§ RECORDS TO USE
'''

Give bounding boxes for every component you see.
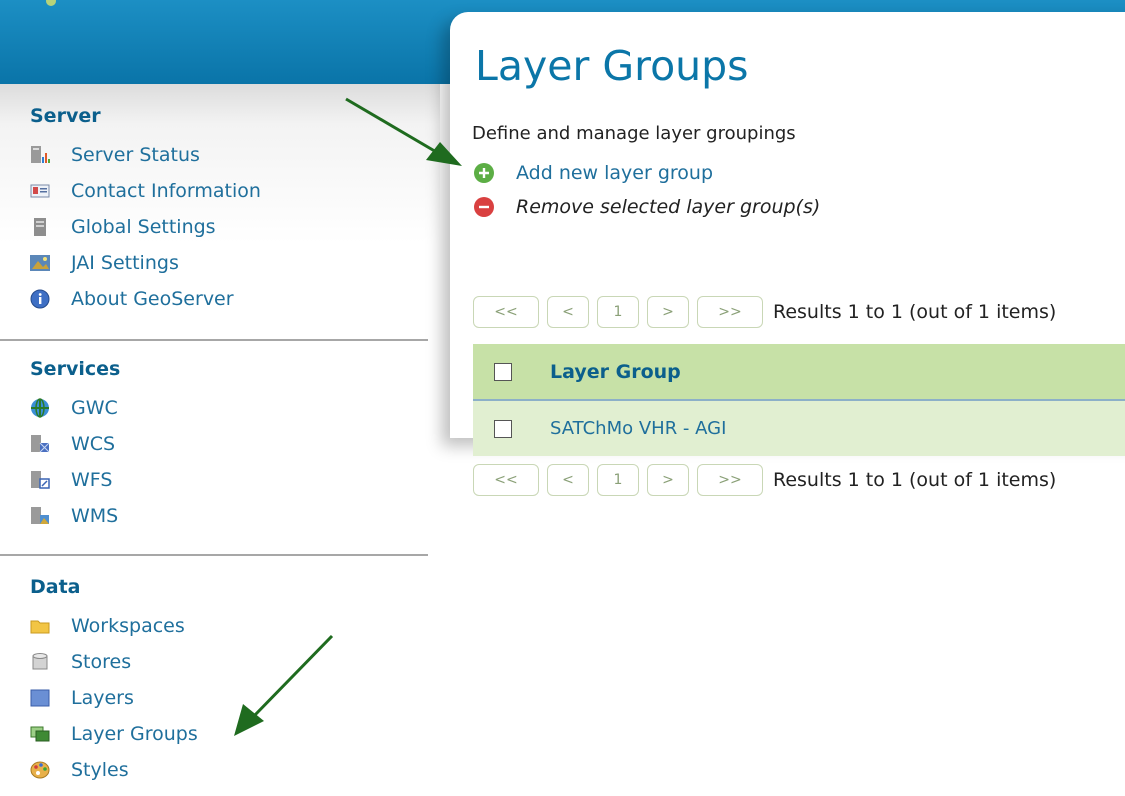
arrow-to-add-link [345, 97, 462, 166]
annotation-arrows [234, 97, 462, 736]
arrow-to-layer-groups-item [234, 634, 334, 736]
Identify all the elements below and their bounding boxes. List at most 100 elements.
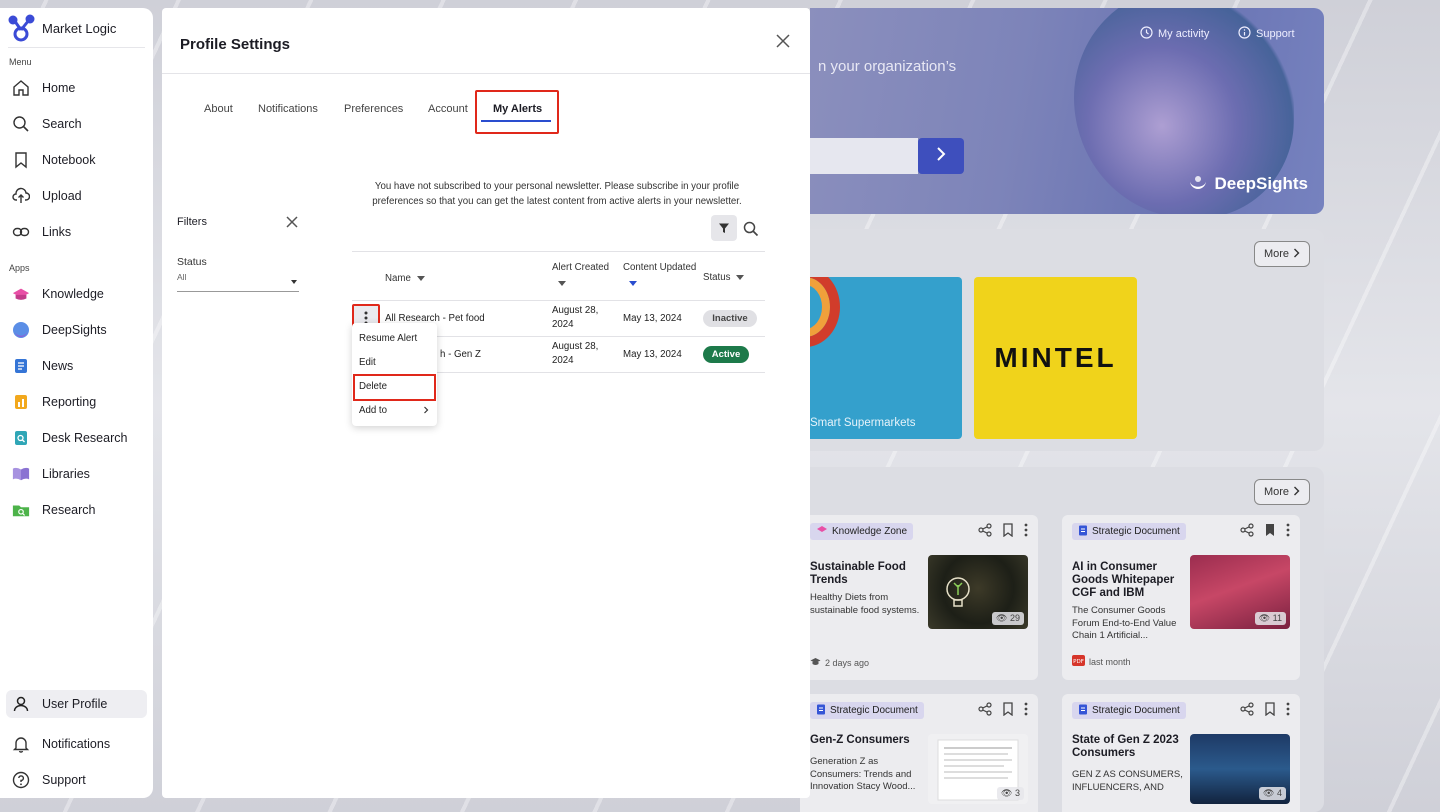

'''

§ WRITTEN TASK
Copy the whole listing above word for word, but leave out the pictures.

§ ANSWER TO THE TASK
Give bounding boxes for every component you see.
arrow-to-add-link [345, 97, 462, 166]
annotation-arrows [234, 97, 462, 736]
arrow-to-layer-groups-item [234, 634, 334, 736]
Identify all the elements below and their bounding boxes. List at most 100 elements.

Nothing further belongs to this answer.